Dataset items
##########
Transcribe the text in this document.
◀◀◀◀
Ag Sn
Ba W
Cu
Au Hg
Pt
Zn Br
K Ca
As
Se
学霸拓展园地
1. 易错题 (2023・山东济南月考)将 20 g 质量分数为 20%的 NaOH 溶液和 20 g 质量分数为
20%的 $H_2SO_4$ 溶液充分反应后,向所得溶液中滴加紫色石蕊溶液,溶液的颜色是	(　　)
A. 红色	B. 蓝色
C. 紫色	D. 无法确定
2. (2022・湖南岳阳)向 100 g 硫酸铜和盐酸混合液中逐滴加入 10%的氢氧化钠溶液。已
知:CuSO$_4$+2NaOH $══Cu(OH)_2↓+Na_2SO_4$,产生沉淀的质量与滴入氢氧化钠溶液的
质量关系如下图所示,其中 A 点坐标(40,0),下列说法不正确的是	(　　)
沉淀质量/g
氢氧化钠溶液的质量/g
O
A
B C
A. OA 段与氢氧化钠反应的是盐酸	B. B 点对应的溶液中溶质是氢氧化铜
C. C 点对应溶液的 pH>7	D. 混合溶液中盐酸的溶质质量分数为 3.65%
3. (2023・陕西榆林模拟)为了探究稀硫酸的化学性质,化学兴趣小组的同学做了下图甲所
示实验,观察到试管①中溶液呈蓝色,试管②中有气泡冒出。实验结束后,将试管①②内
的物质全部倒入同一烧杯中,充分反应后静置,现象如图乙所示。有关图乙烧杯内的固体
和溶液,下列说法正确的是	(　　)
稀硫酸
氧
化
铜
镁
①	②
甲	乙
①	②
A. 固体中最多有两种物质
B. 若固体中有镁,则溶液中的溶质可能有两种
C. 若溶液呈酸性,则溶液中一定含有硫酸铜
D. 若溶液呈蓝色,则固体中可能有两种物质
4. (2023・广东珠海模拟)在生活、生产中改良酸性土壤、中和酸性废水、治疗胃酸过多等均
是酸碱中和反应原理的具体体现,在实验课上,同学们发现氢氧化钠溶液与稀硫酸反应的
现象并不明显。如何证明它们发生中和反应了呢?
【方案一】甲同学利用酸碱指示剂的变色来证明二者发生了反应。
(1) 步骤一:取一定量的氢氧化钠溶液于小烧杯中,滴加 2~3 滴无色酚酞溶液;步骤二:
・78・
##########
Exercise instructions
Write the data from above out again, exactly.

Written solution
Transcribe the text in this document.
◀◀◀◀
Ag Sn
Ba W
Cu
Au Hg
Pt
Zn Br
K Ca
As
Se
学霸拓展园地
1. 易错题 (2023・山东济南月考)将 20 g 质量分数为 20%的 NaOH 溶液和 20 g 质量分数为
20%的 $H_2SO_4$ 溶液充分反应后,向所得溶液中滴加紫色石蕊溶液,溶液的颜色是	(　　)
A. 红色	B. 蓝色
C. 紫色	D. 无法确定
2. (2022・湖南岳阳)向 100 g 硫酸铜和盐酸混合液中逐滴加入 10%的氢氧化钠溶液。已
知:CuSO$_4$+2NaOH $══Cu(OH)_2↓+Na_2SO_4$,产生沉淀的质量与滴入氢氧化钠溶液的
质量关系如下图所示,其中 A 点坐标(40,0),下列说法不正确的是	(　　)
沉淀质量/g
氢氧化钠溶液的质量/g
O
A
B C
A. OA 段与氢氧化钠反应的是盐酸	B. B 点对应的溶液中溶质是氢氧化铜
C. C 点对应溶液的 pH>7	D. 混合溶液中盐酸的溶质质量分数为 3.65%
3. (2023・陕西榆林模拟)为了探究稀硫酸的化学性质,化学兴趣小组的同学做了下图甲所
示实验,观察到试管①中溶液呈蓝色,试管②中有气泡冒出。实验结束后,将试管①②内
的物质全部倒入同一烧杯中,充分反应后静置,现象如图乙所示。有关图乙烧杯内的固体
和溶液,下列说法正确的是	(　　)
稀硫酸
氧
化
铜
镁
①	②
甲	乙
①	②
A. 固体中最多有两种物质
B. 若固体中有镁,则溶液中的溶质可能有两种
C. 若溶液呈酸性,则溶液中一定含有硫酸铜
D. 若溶液呈蓝色,则固体中可能有两种物质
4. (2023・广东珠海模拟)在生活、生产中改良酸性土壤、中和酸性废水、治疗胃酸过多等均
是酸碱中和反应原理的具体体现,在实验课上,同学们发现氢氧化钠溶液与稀硫酸反应的
现象并不明显。如何证明它们发生中和反应了呢?
【方案一】甲同学利用酸碱指示剂的变色来证明二者发生了反应。
(1) 步骤一:取一定量的氢氧化钠溶液于小烧杯中,滴加 2~3 滴无色酚酞溶液;步骤二:
・78・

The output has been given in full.